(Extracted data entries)
===
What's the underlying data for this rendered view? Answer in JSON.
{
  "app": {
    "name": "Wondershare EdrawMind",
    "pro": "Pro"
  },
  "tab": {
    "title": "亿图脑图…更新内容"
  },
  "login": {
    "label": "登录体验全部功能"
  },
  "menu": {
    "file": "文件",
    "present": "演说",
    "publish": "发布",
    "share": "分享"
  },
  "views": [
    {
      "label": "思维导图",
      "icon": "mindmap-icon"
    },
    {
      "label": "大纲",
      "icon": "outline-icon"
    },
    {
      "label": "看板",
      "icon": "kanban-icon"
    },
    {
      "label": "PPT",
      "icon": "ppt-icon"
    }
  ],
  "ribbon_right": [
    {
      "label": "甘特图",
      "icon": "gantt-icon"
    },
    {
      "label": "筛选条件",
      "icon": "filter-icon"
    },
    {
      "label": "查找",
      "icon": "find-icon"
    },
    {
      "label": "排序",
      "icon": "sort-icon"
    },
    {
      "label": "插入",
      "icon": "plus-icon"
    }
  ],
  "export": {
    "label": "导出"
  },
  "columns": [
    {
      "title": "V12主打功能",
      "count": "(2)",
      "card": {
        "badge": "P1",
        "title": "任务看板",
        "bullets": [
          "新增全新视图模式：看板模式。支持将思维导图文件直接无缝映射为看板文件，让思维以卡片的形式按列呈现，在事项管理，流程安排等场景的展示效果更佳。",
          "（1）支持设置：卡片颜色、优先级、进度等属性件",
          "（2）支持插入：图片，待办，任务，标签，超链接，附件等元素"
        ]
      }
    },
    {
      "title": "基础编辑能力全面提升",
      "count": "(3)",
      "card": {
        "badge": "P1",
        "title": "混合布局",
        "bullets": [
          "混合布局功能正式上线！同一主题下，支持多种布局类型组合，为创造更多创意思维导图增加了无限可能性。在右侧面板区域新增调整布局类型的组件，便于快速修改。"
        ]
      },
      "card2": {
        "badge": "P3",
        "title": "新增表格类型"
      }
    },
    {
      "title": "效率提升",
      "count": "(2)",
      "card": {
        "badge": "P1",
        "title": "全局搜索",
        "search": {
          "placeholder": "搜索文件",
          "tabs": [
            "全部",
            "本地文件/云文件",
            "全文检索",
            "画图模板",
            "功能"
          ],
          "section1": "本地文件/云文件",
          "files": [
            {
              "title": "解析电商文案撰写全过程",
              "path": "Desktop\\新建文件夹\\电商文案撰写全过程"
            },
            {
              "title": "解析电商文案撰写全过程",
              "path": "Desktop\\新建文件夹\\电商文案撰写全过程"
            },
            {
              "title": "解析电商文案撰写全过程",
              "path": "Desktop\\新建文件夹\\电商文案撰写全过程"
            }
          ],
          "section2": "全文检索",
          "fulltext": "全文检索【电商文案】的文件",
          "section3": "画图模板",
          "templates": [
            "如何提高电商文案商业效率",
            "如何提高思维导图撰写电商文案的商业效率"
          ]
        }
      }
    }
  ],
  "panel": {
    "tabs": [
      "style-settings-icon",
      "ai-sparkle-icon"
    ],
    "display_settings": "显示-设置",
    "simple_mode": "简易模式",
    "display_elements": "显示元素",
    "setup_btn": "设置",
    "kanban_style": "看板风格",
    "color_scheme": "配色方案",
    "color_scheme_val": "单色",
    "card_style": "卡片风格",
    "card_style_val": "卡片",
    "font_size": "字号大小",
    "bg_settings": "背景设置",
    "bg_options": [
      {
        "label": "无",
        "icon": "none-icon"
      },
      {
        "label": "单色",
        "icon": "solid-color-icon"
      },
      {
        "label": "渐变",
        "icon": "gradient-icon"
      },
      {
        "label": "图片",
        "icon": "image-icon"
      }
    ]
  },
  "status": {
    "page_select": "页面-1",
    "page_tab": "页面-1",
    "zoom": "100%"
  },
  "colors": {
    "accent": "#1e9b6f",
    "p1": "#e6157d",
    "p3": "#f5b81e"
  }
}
===
Short exercise =>
Return every record, word for word.

Answer to the exercise =>
What's the underlying data for this rendered view? Answer in JSON.
{
  "app": {
    "name": "Wondershare EdrawMind",
    "pro": "Pro"
  },
  "tab": {
    "title": "亿图脑图…更新内容"
  },
  "login": {
    "label": "登录体验全部功能"
  },
  "menu": {
    "file": "文件",
    "present": "演说",
    "publish": "发布",
    "share": "分享"
  },
  "views": [
    {
      "label": "思维导图",
      "icon": "mindmap-icon"
    },
    {
      "label": "大纲",
      "icon": "outline-icon"
    },
    {
      "label": "看板",
      "icon": "kanban-icon"
    },
    {
      "label": "PPT",
      "icon": "ppt-icon"
    }
  ],
  "ribbon_right": [
    {
      "label": "甘特图",
      "icon": "gantt-icon"
    },
    {
      "label": "筛选条件",
      "icon": "filter-icon"
    },
    {
      "label": "查找",
      "icon": "find-icon"
    },
    {
      "label": "排序",
      "icon": "sort-icon"
    },
    {
      "label": "插入",
      "icon": "plus-icon"
    }
  ],
  "export": {
    "label": "导出"
  },
  "columns": [
    {
      "title": "V12主打功能",
      "count": "(2)",
      "card": {
        "badge": "P1",
        "title": "任务看板",
        "bullets": [
          "新增全新视图模式：看板模式。支持将思维导图文件直接无缝映射为看板文件，让思维以卡片的形式按列呈现，在事项管理，流程安排等场景的展示效果更佳。",
          "（1）支持设置：卡片颜色、优先级、进度等属性件",
          "（2）支持插入：图片，待办，任务，标签，超链接，附件等元素"
        ]
      }
    },
    {
      "title": "基础编辑能力全面提升",
      "count": "(3)",
      "card": {
        "badge": "P1",
        "title": "混合布局",
        "bullets": [
          "混合布局功能正式上线！同一主题下，支持多种布局类型组合，为创造更多创意思维导图增加了无限可能性。在右侧面板区域新增调整布局类型的组件，便于快速修改。"
        ]
      },
      "card2": {
        "badge": "P3",
        "title": "新增表格类型"
      }
    },
    {
      "title": "效率提升",
      "count": "(2)",
      "card": {
        "badge": "P1",
        "title": "全局搜索",
        "search": {
          "placeholder": "搜索文件",
          "tabs": [
            "全部",
            "本地文件/云文件",
            "全文检索",
            "画图模板",
            "功能"
          ],
          "section1": "本地文件/云文件",
          "files": [
            {
              "title": "解析电商文案撰写全过程",
              "path": "Desktop\\新建文件夹\\电商文案撰写全过程"
            },
            {
              "title": "解析电商文案撰写全过程",
              "path": "Desktop\\新建文件夹\\电商文案撰写全过程"
            },
            {
              "title": "解析电商文案撰写全过程",
              "path": "Desktop\\新建文件夹\\电商文案撰写全过程"
            }
          ],
          "section2": "全文检索",
          "fulltext": "全文检索【电商文案】的文件",
          "section3": "画图模板",
          "templates": [
            "如何提高电商文案商业效率",
            "如何提高思维导图撰写电商文案的商业效率"
          ]
        }
      }
    }
  ],
  "panel": {
    "tabs": [
      "style-settings-icon",
      "ai-sparkle-icon"
    ],
    "display_settings": "显示-设置",
    "simple_mode": "简易模式",
    "display_elements": "显示元素",
    "setup_btn": "设置",
    "kanban_style": "看板风格",
    "color_scheme": "配色方案",
    "color_scheme_val": "单色",
    "card_style": "卡片风格",
    "card_style_val": "卡片",
    "font_size": "字号大小",
    "bg_settings": "背景设置",
    "bg_options": [
      {
        "label": "无",
        "icon": "none-icon"
      },
      {
        "label": "单色",
        "icon": "solid-color-icon"
      },
      {
        "label": "渐变",
        "icon": "gradient-icon"
      },
      {
        "label": "图片",
        "icon": "image-icon"
      }
    ]
  },
  "status": {
    "page_select": "页面-1",
    "page_tab": "页面-1",
    "zoom": "100%"
  },
  "colors": {
    "accent": "#1e9b6f",
    "p1": "#e6157d",
    "p3": "#f5b81e"
  }
}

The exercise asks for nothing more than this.